* _SOURCE PASSAGE_:
- - - - - - -
Hey, stick to sandwiches! Panera Bread rolled out six varieties of the Crispani, a handcrafted, made-to-order pizza with select all-natural toppings. With the goal of boosting dinner sales, the company said the ersatz pizza will be sold exclusively in the evening.
Happy birthday: You're now a mega-chain: During its 25th birthday celebration, Papa Murphy's Take 'N' Bake Pizza announced it expected to break the 1,000-unit mark by the end of 2006.
Blue over cheese prices: Commodities analyst, Peter Ullrich, told the eDairy Inc. Outlook Conference in Chicago he expects cheese prices to return to their all-time high of $2.20 per pound in 2007. Dairy analyst, Alan Levitt, later told PizzaMarketplace he expects highs in the $1.70 range.
Parker gets paid, Pizza Inn gets the bill: Ronald Parker, fallen Pizza Inn chief executive and president, promised in court he'd go away for good if the chain paid him $2.8 million.
Habla Espanol y HTML: To better serve its Spanish-speaking customers, Papa John's added Spanish text to its online ordering site.
Maybe somebody needs to be retrained: Employees at a Pizza Hut say a ghost has been knocking boxes over and hiding their kitchen utensils, so they decided to call psychic Ray Kumar. His insightful assessment of the situation: "There is certainly something here."
It's good to be the king, but it's not easy: In third-quarter investor conference calls, Pizza Hut and Domino's share the bad news that 2006 continued to be a tough year. Both battled negative comparable-store sales and predicted 2007 would be just as tough.
We got your 'cell' number: When employees at a Dayton, Ohio, Donatos Pizza store recognized a cell phone number they suspected was connected to a pizza driver robbery, they called police. Dressed as a driver, an undercover officer made the delivery and arrested three men in the process.
- - - - - - -
Reproduce word for word the stretch of the pizza news roundup from "Parker gets paid, Pizza" through "just as tough.".
- - - - - - -
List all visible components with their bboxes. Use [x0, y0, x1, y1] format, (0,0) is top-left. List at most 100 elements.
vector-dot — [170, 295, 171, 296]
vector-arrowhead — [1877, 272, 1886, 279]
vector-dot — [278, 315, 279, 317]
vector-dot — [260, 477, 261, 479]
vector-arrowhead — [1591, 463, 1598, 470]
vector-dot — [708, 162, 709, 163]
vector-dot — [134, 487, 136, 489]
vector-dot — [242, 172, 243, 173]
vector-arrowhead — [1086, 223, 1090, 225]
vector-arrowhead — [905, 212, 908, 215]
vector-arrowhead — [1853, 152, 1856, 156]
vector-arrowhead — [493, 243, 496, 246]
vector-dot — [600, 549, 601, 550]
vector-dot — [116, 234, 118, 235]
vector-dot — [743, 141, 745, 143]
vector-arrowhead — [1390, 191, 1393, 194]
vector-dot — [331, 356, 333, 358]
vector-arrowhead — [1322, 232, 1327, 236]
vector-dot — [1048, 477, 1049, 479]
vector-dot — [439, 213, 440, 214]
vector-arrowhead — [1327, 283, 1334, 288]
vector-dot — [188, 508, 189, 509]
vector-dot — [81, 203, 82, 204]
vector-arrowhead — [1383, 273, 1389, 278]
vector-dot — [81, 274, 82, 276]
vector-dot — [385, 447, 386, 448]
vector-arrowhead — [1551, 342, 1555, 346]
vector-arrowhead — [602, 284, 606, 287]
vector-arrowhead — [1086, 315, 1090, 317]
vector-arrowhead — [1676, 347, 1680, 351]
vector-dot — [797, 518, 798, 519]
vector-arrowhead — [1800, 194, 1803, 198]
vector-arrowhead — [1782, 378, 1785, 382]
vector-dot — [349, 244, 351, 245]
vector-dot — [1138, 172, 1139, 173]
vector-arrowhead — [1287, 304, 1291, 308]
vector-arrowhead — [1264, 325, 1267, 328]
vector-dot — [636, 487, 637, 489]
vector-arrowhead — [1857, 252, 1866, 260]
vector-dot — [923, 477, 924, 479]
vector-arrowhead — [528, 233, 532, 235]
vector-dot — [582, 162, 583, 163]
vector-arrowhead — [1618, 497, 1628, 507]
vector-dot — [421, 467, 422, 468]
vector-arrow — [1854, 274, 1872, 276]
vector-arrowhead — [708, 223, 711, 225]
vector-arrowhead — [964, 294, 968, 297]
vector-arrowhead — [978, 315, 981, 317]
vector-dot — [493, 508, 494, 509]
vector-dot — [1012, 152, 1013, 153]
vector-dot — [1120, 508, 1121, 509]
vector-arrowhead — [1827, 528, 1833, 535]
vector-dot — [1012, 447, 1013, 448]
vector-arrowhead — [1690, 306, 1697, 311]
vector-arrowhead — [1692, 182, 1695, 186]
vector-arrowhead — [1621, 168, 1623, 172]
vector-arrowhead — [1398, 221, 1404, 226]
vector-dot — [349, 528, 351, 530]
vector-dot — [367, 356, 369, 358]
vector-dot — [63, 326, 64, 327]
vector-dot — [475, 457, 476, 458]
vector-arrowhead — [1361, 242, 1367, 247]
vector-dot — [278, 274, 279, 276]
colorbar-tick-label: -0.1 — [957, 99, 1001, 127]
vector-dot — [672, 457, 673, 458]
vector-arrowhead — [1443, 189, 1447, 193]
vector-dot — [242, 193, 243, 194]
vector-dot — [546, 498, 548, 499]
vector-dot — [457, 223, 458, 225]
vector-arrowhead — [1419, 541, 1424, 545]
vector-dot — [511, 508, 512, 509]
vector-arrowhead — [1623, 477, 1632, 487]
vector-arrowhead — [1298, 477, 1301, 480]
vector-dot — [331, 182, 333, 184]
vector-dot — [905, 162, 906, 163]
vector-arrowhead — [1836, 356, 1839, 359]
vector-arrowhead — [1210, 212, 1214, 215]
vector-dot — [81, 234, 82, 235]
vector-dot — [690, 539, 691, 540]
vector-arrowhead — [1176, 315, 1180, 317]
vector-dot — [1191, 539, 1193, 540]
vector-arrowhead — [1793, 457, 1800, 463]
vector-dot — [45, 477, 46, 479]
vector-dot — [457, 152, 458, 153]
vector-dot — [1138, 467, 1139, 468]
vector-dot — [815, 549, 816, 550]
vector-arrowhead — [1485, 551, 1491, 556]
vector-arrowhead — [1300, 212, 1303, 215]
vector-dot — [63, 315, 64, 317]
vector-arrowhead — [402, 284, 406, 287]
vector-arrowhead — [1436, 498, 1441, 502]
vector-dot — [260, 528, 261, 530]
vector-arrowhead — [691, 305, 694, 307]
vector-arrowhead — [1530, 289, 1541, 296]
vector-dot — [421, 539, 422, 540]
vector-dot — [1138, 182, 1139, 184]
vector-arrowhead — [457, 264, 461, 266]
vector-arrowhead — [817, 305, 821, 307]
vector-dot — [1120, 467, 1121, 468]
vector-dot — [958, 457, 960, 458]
- - - - - - -
* _ANSWER FOR THIS EXERCISE_:
Parker gets paid, Pizza Inn gets the bill: Ronald Parker, fallen Pizza Inn chief executive and president, promised in court he'd go away for good if the chain paid him $2.8 million.
Habla Espanol y HTML: To better serve its Spanish-speaking customers, Papa John's added Spanish text to its online ordering site.
Maybe somebody needs to be retrained: Employees at a Pizza Hut say a ghost has been knocking boxes over and hiding their kitchen utensils, so they decided to call psychic Ray Kumar. His insightful assessment of the situation: "There is certainly something here."
It's good to be the king, but it's not easy: In third-quarter investor conference calls, Pizza Hut and Domino's share the bad news that 2006 continued to be a tough year. Both battled negative comparable-store sales and predicted 2007 would be just as tough.